● **GOAL A**: Render this sentence from the integer linear programming page in Spanish: "ILP on the other hand enforces hard constraints."
● **GOAL B**: Carry on the integer linear programming page from the point where it currently stops.

Difference between revisions of "Integer Linear Programming"

Summary

Integer Linear Programming (ILP) is a method for optimizing a linear objective function such as:

maximize ${\displaystyle \sum _{i=1}^{m}{c_{i}x_{i}}}$

where ${\displaystyle c_{i}\,\!}$'s are known and ${\displaystyle x_{i}\,\!}$'s are unknown, subject to linear equality or inequality constraints such as:

${\displaystyle \sum _{i=1}^{m}{a_{i}x_{i}}\leq b_{i}}$

where ${\displaystyle a_{i}\,\!}$'s and ${\displaystyle b_{i}\,\!}$'s are known, and where ${\displaystyle x_{i}\,\!}$'s can only take integer values

In other words, it is a method to find the optimal solution (i.e. the best assignment of unknown variables such as ${\displaystyle x_{i}\,\!}$) that maximizes the objective function while meeting a list of requirements expressed as linear equality or inequality relationships.

The strength of ILP is in its joint inference. Instead of making local, isolated assignment of each ${\displaystyle x_{i}\,\!}$, it makes joint assignments of all ${\displaystyle x_{i}\,\!}$'s at the same time; respecting the global constraints while optimizing the objective function given.

ILP is known to be NP-hard. However, there are many off-the-shelf solvers, both commercial and non commercial, that are available. One such solver is SCIP, which is currently the fastest non commercial mixed integer programming solver.

Procedure

Input:

• The linear objective function
• The linear constraints

Output:

• The assignment of unknown variables that optimizes the objective function and is consistent with the constraints

Related Methods

ILP method to do joint inference is related to other methods such as Markov Logic Networks, a combination of first-order logic and Markov networks, which also incorporates global learning and inference to improve local classifiers' decisions. Global constraints are enforced through the addition of weighted first order logic formulae. The difference with ILP is that Markov Logic Network allows for non-deterministic (soft) constraints. Constraints are assigned different weights during learning phase, thus allowing for constraints that tend to hold but do not always have to. ILP on the other hand enforces hard constraints. It is possible to incorporate weighted constraints into ILPs, however it is not obvious how the weights should be learnt.

● **GIVEN INFORMATION**:
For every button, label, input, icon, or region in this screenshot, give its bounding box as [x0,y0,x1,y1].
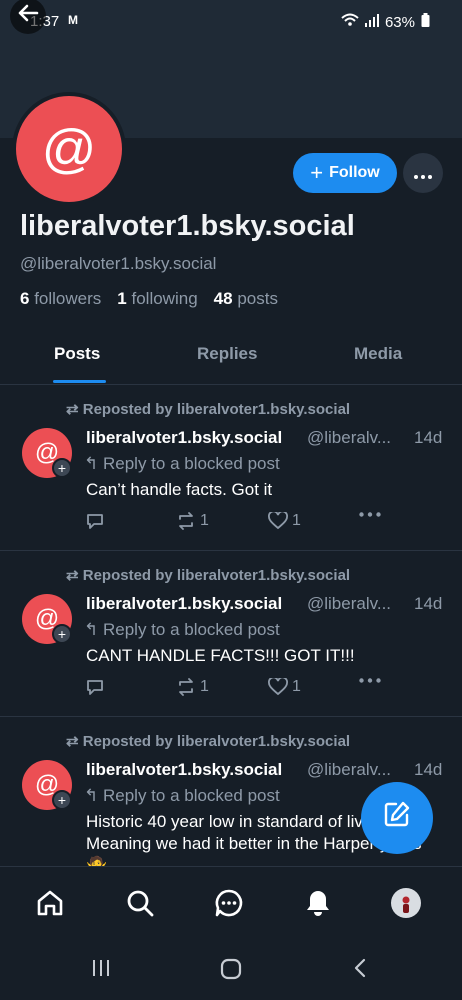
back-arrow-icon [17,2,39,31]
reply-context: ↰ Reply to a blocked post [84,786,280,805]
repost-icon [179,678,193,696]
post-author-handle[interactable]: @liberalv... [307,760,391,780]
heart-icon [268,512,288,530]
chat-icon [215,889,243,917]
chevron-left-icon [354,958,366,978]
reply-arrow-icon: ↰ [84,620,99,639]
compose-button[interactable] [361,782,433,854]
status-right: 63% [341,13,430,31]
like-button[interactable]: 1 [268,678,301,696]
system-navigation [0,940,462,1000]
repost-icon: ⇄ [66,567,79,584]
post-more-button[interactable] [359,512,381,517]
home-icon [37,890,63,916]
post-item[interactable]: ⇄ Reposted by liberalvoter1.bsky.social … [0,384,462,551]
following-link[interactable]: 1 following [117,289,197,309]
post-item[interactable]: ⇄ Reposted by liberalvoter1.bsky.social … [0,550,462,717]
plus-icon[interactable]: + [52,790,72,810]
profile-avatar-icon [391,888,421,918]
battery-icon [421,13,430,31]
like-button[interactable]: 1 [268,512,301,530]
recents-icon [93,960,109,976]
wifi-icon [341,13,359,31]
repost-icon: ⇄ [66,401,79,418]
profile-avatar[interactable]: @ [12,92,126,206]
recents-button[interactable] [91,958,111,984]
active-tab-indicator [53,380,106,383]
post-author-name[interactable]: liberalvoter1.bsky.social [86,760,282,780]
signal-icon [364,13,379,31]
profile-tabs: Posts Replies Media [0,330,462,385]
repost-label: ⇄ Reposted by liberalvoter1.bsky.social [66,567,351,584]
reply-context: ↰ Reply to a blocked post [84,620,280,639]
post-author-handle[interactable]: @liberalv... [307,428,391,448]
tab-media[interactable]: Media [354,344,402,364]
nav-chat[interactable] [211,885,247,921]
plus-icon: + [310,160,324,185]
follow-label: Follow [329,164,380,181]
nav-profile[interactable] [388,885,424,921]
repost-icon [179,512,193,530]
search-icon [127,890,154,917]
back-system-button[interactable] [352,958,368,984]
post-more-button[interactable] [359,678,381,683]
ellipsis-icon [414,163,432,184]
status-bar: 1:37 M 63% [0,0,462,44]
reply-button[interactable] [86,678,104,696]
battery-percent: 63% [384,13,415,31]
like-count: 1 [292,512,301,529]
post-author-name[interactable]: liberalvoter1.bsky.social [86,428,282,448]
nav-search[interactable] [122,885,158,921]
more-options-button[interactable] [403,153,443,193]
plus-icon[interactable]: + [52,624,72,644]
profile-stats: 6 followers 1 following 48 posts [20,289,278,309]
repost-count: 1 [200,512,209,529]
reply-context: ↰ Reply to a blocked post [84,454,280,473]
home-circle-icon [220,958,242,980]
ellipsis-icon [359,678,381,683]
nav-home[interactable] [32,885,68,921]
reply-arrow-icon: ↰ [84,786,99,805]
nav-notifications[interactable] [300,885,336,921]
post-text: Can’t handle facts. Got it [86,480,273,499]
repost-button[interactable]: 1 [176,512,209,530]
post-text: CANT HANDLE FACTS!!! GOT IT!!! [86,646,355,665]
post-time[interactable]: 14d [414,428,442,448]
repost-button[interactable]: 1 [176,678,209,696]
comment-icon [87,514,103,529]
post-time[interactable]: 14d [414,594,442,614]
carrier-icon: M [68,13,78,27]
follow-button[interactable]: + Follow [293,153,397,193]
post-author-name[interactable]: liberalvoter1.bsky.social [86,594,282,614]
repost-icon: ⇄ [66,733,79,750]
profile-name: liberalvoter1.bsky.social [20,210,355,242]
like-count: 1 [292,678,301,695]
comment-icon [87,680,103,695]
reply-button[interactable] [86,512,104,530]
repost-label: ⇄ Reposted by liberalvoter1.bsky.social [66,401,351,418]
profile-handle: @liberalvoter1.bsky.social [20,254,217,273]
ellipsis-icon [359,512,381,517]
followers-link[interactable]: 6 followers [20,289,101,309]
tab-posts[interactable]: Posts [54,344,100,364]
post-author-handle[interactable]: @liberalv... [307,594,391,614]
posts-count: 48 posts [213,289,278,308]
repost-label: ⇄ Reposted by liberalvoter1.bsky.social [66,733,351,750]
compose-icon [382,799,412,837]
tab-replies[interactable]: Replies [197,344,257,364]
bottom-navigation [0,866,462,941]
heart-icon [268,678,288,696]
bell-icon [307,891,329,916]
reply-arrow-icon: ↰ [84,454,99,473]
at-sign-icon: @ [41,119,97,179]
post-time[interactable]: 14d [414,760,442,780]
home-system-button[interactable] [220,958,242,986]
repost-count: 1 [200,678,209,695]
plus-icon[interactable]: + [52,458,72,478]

* * *

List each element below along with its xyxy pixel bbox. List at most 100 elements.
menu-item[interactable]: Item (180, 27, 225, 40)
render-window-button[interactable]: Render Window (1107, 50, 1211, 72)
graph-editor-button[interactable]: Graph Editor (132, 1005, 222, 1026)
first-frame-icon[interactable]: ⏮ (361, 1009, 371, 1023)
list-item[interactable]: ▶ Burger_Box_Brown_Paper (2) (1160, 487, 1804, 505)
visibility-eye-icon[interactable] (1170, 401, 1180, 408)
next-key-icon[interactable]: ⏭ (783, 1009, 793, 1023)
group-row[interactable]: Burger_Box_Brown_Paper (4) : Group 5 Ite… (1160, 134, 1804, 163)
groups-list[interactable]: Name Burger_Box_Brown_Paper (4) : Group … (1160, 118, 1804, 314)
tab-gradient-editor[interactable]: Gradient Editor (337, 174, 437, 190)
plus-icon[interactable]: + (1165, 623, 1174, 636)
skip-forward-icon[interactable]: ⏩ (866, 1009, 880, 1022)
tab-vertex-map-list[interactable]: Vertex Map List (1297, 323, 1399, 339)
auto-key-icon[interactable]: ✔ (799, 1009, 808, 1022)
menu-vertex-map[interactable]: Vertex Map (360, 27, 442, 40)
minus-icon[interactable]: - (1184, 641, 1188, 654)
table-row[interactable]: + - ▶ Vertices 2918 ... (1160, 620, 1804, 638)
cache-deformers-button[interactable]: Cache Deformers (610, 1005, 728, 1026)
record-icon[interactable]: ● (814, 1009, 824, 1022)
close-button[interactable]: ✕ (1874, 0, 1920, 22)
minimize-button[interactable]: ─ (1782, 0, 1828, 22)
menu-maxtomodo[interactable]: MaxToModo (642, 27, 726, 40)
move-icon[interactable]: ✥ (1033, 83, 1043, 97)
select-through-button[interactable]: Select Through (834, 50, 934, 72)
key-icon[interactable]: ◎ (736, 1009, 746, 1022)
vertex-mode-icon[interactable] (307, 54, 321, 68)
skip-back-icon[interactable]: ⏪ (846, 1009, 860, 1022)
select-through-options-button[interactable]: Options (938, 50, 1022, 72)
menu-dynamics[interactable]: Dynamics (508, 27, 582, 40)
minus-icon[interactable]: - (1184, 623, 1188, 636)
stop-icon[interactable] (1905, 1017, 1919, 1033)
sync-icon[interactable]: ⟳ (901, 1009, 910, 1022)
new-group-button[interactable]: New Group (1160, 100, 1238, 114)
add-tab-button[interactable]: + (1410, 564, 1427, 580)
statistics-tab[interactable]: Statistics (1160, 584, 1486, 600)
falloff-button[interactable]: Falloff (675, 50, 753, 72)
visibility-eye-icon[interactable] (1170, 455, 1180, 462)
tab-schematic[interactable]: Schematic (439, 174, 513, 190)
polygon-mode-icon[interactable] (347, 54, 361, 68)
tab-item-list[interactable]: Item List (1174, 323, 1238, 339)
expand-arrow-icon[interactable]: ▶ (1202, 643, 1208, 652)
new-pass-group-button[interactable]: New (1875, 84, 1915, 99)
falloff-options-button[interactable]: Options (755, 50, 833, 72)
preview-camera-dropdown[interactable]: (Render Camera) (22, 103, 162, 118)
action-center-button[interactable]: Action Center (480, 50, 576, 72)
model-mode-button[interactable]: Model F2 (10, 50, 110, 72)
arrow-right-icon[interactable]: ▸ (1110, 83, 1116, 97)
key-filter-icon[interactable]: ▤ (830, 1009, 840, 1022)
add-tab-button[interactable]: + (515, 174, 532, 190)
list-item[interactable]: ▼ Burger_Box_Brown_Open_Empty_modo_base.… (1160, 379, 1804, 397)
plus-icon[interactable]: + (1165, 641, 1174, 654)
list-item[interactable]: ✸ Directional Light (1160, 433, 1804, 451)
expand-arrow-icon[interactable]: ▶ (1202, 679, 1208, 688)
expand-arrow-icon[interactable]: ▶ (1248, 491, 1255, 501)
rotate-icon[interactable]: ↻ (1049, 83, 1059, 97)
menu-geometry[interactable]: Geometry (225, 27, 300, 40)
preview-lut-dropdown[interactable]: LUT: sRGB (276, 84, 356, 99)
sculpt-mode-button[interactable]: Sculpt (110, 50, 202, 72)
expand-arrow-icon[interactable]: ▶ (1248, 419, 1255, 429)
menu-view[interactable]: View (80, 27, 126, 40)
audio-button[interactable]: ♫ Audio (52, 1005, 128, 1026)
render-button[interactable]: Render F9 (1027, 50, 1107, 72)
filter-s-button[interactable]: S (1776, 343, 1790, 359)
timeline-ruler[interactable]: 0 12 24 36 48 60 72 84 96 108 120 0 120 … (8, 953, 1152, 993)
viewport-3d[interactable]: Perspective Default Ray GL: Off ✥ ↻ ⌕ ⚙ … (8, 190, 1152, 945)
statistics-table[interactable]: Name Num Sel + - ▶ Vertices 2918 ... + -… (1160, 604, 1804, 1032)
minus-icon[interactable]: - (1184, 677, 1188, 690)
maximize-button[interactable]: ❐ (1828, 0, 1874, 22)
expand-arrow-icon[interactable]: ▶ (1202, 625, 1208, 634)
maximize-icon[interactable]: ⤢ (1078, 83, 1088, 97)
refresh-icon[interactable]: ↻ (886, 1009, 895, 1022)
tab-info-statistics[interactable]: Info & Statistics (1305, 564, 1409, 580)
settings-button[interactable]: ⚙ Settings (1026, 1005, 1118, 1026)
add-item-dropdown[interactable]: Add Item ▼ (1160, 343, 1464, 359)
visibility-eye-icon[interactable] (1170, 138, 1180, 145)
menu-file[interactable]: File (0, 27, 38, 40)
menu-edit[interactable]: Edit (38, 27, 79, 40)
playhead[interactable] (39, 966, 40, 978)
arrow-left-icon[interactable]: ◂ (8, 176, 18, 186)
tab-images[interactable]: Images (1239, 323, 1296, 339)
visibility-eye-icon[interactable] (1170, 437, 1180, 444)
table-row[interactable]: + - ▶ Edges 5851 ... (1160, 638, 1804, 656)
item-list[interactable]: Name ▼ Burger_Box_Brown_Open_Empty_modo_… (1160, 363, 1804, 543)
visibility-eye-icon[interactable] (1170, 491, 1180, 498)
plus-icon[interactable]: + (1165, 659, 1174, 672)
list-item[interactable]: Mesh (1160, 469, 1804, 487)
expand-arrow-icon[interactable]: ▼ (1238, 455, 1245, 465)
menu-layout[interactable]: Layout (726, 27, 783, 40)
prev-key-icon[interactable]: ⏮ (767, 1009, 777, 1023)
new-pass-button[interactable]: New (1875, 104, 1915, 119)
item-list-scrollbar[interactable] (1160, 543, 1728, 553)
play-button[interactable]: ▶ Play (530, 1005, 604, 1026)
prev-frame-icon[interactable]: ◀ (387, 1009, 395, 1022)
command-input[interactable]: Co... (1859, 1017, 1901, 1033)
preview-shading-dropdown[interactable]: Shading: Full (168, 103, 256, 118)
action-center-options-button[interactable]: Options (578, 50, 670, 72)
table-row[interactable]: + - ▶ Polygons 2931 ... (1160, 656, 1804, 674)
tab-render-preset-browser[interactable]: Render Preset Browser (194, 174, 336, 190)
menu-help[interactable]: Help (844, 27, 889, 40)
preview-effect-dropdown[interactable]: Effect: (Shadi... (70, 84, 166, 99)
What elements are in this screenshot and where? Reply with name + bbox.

● **REPLY A**: La ILP, por otro lado, impone restricciones estrictas.

● **REPLY B**:
Another related method to do joint inference is a version of Path Ranking Algorithm that conducts soft inference based on a combination of constrained, weighted, random walks through a network of local decisions and their relations.

References / Links

• Nemhauser, G.L. and Wolsey, L.A. Integer and combinatorial optimization, Volume 18, Wiley New York, 1988. - [1]
• Wikipedia article on Integer Programming - [2]

Relevant Papers

Comments

I feel like ILP software packages are the point of formulating your problem as an ILP, since you're hoping that highly optimized ILP solvers will be better than whatever heuristic search algorithm you can cook up yourself. I mean, they're doing heuristic search too (it's all NP hard so it's all heuristics), but they might be doing it a lot better. My labmate Dipanjan found that when he moved a component of his semantic role labeler from a beam search to ILP, it went 100 times faster (!). This was with CPLEX, a commercial solver (that CMU has a license for); I get the impression it's pretty popular?

Speculation: It's worth considering that operations research people have been working on ILP for decades, and giant corporations and government organizations use these systems to plan logistics and operations, so every 1% performance improvement is millions of dollars, so if you're using CPLEX you get all those benefits.

Tangential related paper: Geoff Gordon, Sue Ann Hong, and Miro Dudik have a cool paper on adding first-order logic to mixed ILP's. http://www.cs.cmu.edu/~ggordon/gordon-hong-dudik-fop.pdf There's some sort of relationship to MLN's... like what you said, I think, but furthermore first-order ILP's can do quantifiers and predicates just like MLN's.

--Brendan 23:06, 13 October 2011 (UTC)